— begin —

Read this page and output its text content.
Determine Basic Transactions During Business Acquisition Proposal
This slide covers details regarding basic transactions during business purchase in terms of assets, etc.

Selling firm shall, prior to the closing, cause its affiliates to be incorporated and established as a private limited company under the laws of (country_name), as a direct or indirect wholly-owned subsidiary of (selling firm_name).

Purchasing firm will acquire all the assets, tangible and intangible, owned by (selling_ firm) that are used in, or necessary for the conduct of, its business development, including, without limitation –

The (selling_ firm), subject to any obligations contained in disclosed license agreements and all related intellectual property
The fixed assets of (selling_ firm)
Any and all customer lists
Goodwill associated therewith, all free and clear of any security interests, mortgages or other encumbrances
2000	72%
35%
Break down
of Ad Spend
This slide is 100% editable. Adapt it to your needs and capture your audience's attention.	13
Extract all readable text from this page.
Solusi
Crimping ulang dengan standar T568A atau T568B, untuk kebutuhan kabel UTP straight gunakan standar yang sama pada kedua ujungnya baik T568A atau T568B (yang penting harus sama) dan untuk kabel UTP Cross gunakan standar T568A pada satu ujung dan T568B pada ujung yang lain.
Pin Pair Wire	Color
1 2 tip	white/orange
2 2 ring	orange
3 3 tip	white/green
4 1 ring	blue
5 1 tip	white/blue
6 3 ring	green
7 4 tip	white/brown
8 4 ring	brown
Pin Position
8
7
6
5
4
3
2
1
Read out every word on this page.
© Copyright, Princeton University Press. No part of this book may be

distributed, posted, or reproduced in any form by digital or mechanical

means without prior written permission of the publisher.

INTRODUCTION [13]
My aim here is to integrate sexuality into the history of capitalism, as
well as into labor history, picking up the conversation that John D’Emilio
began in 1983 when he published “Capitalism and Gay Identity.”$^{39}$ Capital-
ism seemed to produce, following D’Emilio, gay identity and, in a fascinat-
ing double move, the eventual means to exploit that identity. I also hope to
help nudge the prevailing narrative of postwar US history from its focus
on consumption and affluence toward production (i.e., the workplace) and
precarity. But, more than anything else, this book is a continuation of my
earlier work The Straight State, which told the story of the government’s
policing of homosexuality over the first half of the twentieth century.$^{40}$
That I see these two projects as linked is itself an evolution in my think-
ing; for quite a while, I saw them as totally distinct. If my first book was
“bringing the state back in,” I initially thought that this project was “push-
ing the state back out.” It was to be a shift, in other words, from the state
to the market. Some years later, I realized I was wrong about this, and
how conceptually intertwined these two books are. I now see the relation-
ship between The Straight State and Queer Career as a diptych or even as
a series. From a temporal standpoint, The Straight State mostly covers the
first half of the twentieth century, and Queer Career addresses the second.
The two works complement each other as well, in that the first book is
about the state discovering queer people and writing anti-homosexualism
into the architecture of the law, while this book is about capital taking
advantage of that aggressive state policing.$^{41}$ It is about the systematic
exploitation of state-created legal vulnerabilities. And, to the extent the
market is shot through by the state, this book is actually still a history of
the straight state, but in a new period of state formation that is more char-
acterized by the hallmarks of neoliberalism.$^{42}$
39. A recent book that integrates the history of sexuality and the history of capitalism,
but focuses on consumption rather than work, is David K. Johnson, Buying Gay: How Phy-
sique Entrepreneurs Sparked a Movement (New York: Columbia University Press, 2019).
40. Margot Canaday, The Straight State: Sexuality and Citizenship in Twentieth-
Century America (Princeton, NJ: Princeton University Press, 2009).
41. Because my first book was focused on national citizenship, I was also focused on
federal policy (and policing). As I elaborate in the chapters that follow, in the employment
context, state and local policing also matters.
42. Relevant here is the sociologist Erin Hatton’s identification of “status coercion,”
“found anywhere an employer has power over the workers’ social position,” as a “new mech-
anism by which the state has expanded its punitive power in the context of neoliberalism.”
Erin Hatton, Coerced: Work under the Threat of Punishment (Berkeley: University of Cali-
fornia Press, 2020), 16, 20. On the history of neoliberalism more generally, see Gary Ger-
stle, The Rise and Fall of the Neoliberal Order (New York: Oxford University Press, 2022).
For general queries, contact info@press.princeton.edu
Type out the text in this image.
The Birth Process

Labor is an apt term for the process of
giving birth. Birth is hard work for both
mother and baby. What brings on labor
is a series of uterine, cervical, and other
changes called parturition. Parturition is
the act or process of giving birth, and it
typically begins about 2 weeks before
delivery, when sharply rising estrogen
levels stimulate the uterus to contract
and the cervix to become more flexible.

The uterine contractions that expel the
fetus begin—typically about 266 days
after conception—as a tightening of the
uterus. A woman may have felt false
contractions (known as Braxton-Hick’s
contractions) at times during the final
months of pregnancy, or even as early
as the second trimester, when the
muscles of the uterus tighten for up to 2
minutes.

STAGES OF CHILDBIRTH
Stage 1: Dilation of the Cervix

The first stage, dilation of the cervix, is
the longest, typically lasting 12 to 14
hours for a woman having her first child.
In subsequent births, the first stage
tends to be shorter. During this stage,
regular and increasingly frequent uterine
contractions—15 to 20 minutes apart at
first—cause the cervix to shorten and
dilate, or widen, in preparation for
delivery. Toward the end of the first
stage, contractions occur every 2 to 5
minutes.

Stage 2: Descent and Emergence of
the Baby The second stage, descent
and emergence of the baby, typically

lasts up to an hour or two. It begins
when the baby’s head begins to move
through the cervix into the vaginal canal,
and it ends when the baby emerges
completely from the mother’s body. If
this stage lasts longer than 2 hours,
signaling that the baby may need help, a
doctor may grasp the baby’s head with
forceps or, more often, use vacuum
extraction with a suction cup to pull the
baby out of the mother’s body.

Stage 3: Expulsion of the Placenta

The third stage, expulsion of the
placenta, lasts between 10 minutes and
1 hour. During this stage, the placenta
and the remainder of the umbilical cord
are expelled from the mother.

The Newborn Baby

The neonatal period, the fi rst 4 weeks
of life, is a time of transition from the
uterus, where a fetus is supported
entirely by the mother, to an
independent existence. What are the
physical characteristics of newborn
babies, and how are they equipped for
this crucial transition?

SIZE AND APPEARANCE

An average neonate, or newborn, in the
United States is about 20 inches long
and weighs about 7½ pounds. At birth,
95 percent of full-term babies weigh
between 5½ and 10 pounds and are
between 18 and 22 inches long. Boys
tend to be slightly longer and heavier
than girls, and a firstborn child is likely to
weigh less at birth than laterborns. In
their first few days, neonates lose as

— end —

Requirements: Answer with a single number: the count of lines holding the word "woman".

Result below: 2